[EXERCISE DESCRIPTION]
Copy each of the following items word for word, keeping every line the same.
** START SUPPLIED INFORMATION **
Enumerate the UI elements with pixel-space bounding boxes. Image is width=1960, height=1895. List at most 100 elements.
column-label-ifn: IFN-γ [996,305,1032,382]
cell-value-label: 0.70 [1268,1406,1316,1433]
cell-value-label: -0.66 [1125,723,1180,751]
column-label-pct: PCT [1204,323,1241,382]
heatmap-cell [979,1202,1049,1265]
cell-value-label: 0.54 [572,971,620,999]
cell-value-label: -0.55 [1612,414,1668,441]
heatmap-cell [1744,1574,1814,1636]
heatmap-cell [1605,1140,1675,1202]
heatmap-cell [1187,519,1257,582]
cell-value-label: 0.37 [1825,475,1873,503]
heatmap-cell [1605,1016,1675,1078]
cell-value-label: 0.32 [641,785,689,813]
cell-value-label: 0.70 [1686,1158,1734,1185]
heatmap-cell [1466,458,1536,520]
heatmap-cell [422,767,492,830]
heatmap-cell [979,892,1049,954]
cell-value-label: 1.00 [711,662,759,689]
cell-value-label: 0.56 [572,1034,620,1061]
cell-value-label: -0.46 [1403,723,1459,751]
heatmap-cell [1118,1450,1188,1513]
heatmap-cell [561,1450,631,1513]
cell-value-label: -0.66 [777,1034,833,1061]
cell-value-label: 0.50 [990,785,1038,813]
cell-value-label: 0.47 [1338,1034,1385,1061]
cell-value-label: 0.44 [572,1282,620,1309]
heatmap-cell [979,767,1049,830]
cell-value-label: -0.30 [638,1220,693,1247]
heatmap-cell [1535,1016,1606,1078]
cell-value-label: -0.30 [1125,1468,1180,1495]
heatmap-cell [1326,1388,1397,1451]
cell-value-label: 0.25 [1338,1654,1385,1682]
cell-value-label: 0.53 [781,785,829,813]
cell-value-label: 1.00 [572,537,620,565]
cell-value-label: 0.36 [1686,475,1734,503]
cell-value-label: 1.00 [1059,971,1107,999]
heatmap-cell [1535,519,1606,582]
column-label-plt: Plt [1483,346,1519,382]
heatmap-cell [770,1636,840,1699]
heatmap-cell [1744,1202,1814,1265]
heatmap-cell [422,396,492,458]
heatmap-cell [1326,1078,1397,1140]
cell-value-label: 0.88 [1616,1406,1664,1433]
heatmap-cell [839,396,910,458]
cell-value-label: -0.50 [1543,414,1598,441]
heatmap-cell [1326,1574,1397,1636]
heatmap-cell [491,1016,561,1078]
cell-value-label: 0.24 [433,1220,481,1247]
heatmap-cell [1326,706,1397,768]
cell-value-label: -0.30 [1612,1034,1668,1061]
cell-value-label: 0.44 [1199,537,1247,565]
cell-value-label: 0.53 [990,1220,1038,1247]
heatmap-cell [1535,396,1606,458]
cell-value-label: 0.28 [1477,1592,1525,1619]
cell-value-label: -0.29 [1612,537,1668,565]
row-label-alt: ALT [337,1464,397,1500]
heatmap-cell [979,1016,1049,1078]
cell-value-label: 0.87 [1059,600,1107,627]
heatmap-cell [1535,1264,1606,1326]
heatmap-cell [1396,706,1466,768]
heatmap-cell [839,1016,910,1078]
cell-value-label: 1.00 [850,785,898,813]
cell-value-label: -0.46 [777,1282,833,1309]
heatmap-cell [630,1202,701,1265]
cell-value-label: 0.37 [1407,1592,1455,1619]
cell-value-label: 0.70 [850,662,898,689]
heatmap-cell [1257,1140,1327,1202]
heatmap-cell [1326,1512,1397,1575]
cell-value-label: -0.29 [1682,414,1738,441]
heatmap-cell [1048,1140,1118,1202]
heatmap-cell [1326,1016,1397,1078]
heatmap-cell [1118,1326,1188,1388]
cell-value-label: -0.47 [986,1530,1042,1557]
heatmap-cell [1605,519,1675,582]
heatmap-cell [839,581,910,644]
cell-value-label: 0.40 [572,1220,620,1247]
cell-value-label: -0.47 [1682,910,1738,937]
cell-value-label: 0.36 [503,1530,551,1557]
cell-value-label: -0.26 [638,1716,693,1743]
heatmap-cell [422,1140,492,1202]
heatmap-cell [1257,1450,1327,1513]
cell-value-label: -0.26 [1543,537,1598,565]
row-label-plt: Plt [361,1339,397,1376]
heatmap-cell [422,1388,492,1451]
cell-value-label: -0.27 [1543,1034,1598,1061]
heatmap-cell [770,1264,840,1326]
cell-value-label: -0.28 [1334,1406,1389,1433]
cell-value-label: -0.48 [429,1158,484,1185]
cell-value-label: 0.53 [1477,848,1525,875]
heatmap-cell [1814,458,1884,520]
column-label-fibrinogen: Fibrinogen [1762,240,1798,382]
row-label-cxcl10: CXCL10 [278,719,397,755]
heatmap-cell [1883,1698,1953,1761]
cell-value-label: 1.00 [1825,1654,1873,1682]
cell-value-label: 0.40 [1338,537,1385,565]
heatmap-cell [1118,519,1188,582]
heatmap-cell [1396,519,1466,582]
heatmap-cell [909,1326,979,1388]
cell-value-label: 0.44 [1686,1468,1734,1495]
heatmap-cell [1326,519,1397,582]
** END SUPPLIED INFORMATION **
[RESPONSE]
Enumerate the UI elements with pixel-space bounding boxes. Image is width=1960, height=1895. List at most 100 elements.
column-label-ifn: IFN-γ [996,305,1032,382]
cell-value-label: 0.70 [1268,1406,1316,1433]
cell-value-label: -0.66 [1125,723,1180,751]
column-label-pct: PCT [1204,323,1241,382]
heatmap-cell [979,1202,1049,1265]
cell-value-label: 0.54 [572,971,620,999]
cell-value-label: -0.55 [1612,414,1668,441]
heatmap-cell [1744,1574,1814,1636]
heatmap-cell [1605,1140,1675,1202]
heatmap-cell [1187,519,1257,582]
cell-value-label: 0.37 [1825,475,1873,503]
heatmap-cell [1605,1016,1675,1078]
cell-value-label: 0.32 [641,785,689,813]
cell-value-label: 0.70 [1686,1158,1734,1185]
heatmap-cell [1466,458,1536,520]
heatmap-cell [422,767,492,830]
heatmap-cell [979,892,1049,954]
cell-value-label: 1.00 [711,662,759,689]
cell-value-label: 0.56 [572,1034,620,1061]
cell-value-label: -0.46 [1403,723,1459,751]
heatmap-cell [1118,1450,1188,1513]
heatmap-cell [561,1450,631,1513]
cell-value-label: -0.66 [777,1034,833,1061]
cell-value-label: 0.50 [990,785,1038,813]
cell-value-label: 0.47 [1338,1034,1385,1061]
cell-value-label: 0.44 [572,1282,620,1309]
heatmap-cell [979,767,1049,830]
cell-value-label: -0.30 [638,1220,693,1247]
heatmap-cell [1535,1016,1606,1078]
cell-value-label: -0.30 [1125,1468,1180,1495]
heatmap-cell [1326,1388,1397,1451]
cell-value-label: 0.25 [1338,1654,1385,1682]
cell-value-label: 0.53 [781,785,829,813]
cell-value-label: 1.00 [572,537,620,565]
cell-value-label: 0.36 [1686,475,1734,503]
cell-value-label: 1.00 [1059,971,1107,999]
heatmap-cell [1535,519,1606,582]
column-label-plt: Plt [1483,346,1519,382]
heatmap-cell [770,1636,840,1699]
heatmap-cell [1744,1202,1814,1265]
heatmap-cell [422,396,492,458]
heatmap-cell [1326,1078,1397,1140]
cell-value-label: 0.88 [1616,1406,1664,1433]
heatmap-cell [839,396,910,458]
cell-value-label: -0.50 [1543,414,1598,441]
heatmap-cell [1326,1574,1397,1636]
heatmap-cell [491,1016,561,1078]
cell-value-label: 0.24 [433,1220,481,1247]
heatmap-cell [1326,706,1397,768]
cell-value-label: -0.30 [1612,1034,1668,1061]
cell-value-label: 0.44 [1199,537,1247,565]
cell-value-label: 0.53 [990,1220,1038,1247]
heatmap-cell [1535,396,1606,458]
cell-value-label: 0.28 [1477,1592,1525,1619]
cell-value-label: -0.29 [1612,537,1668,565]
row-label-alt: ALT [337,1464,397,1500]
heatmap-cell [979,1016,1049,1078]
cell-value-label: 0.87 [1059,600,1107,627]
heatmap-cell [1535,1264,1606,1326]
heatmap-cell [1396,706,1466,768]
heatmap-cell [839,1016,910,1078]
cell-value-label: 1.00 [850,785,898,813]
cell-value-label: -0.46 [777,1282,833,1309]
heatmap-cell [630,1202,701,1265]
cell-value-label: 0.37 [1407,1592,1455,1619]
cell-value-label: 0.70 [850,662,898,689]
heatmap-cell [1257,1140,1327,1202]
heatmap-cell [1326,1512,1397,1575]
cell-value-label: -0.29 [1682,414,1738,441]
heatmap-cell [1048,1140,1118,1202]
heatmap-cell [1326,1016,1397,1078]
heatmap-cell [1118,1326,1188,1388]
cell-value-label: -0.47 [986,1530,1042,1557]
heatmap-cell [1605,519,1675,582]
heatmap-cell [839,581,910,644]
cell-value-label: 0.40 [572,1220,620,1247]
cell-value-label: -0.47 [1682,910,1738,937]
cell-value-label: 0.36 [503,1530,551,1557]
cell-value-label: -0.26 [638,1716,693,1743]
heatmap-cell [422,1140,492,1202]
heatmap-cell [1257,1450,1327,1513]
cell-value-label: -0.26 [1543,537,1598,565]
row-label-plt: Plt [361,1339,397,1376]
heatmap-cell [422,1388,492,1451]
cell-value-label: -0.27 [1543,1034,1598,1061]
heatmap-cell [770,1264,840,1326]
cell-value-label: -0.28 [1334,1406,1389,1433]
cell-value-label: -0.48 [429,1158,484,1185]
cell-value-label: 0.53 [1477,848,1525,875]
heatmap-cell [1814,458,1884,520]
column-label-fibrinogen: Fibrinogen [1762,240,1798,382]
row-label-cxcl10: CXCL10 [278,719,397,755]
heatmap-cell [1883,1698,1953,1761]
cell-value-label: 1.00 [1825,1654,1873,1682]
cell-value-label: 0.40 [1338,537,1385,565]
heatmap-cell [1118,519,1188,582]
heatmap-cell [1396,519,1466,582]
heatmap-cell [909,1326,979,1388]
cell-value-label: 0.44 [1686,1468,1734,1495]
heatmap-cell [1326,519,1397,582]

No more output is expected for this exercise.